### Problem details
Copy each line with the word "Tracker" in it.

○ ○ ○ ○

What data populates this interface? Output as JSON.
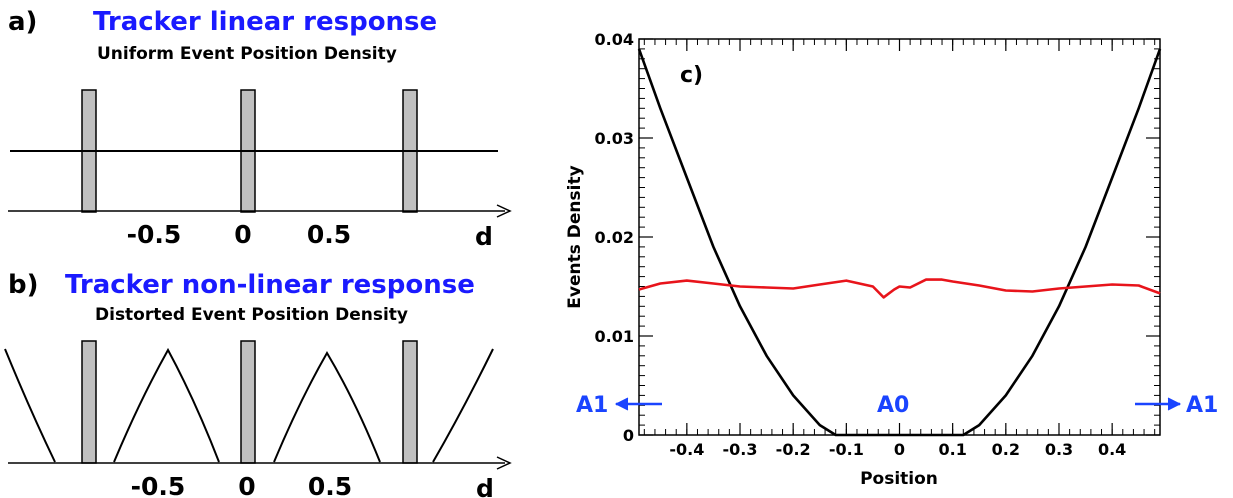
{
  "panel_a": {
    "letter": "a)",
    "title": "Tracker linear response",
    "subtitle": "Uniform Event Position Density",
    "axis_label": "d",
    "ticks": [
      "-0.5",
      "0",
      "0.5"
    ]
  },
  "panel_b": {
    "letter": "b)",
    "title": "Tracker non-linear response",
    "subtitle": "Distorted Event Position Density",
    "axis_label": "d",
    "ticks": [
      "-0.5",
      "0",
      "0.5"
    ]
  },
  "colors": {
    "bar_fill": "#c0c0c0",
    "flat_series": "#e8141b",
    "curved_series": "#000000",
    "annotation": "#1a44ff",
    "title_blue": "#1a1aff"
  },
  "chart_data": {
    "type": "line",
    "letter": "c)",
    "xlabel": "Position",
    "ylabel": "Events Density",
    "xlim": [
      -0.49,
      0.49
    ],
    "ylim": [
      0,
      0.04
    ],
    "x_ticks": [
      "-0.4",
      "-0.3",
      "-0.2",
      "-0.1",
      "0",
      "0.1",
      "0.2",
      "0.3",
      "0.4"
    ],
    "y_ticks": [
      "0",
      "0.01",
      "0.02",
      "0.03",
      "0.04"
    ],
    "annotations": {
      "left": "A1",
      "center": "A0",
      "right": "A1"
    },
    "series": [
      {
        "color": "#000000",
        "x": [
          -0.49,
          -0.45,
          -0.4,
          -0.35,
          -0.3,
          -0.25,
          -0.2,
          -0.15,
          -0.12,
          -0.1,
          0,
          0.1,
          0.12,
          0.15,
          0.2,
          0.25,
          0.3,
          0.35,
          0.4,
          0.45,
          0.49
        ],
        "y": [
          0.039,
          0.033,
          0.026,
          0.019,
          0.013,
          0.008,
          0.004,
          0.001,
          0.0,
          0.0,
          0.0,
          0.0,
          0.0,
          0.001,
          0.004,
          0.008,
          0.013,
          0.019,
          0.026,
          0.033,
          0.039
        ]
      },
      {
        "color": "#e8141b",
        "x": [
          -0.49,
          -0.45,
          -0.4,
          -0.35,
          -0.3,
          -0.25,
          -0.2,
          -0.15,
          -0.1,
          -0.05,
          -0.03,
          -0.01,
          0.0,
          0.02,
          0.05,
          0.08,
          0.1,
          0.15,
          0.2,
          0.25,
          0.3,
          0.35,
          0.4,
          0.45,
          0.49
        ],
        "y": [
          0.0147,
          0.0153,
          0.0156,
          0.0153,
          0.015,
          0.0149,
          0.0148,
          0.0152,
          0.0156,
          0.015,
          0.0139,
          0.0147,
          0.015,
          0.0149,
          0.0157,
          0.0157,
          0.0155,
          0.0151,
          0.0146,
          0.0145,
          0.0148,
          0.015,
          0.0152,
          0.0151,
          0.0143
        ]
      }
    ]
  }
}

○ ○ ○ ○

### Completed task
    "title": "Tracker linear response",
    "title": "Tracker non-linear response",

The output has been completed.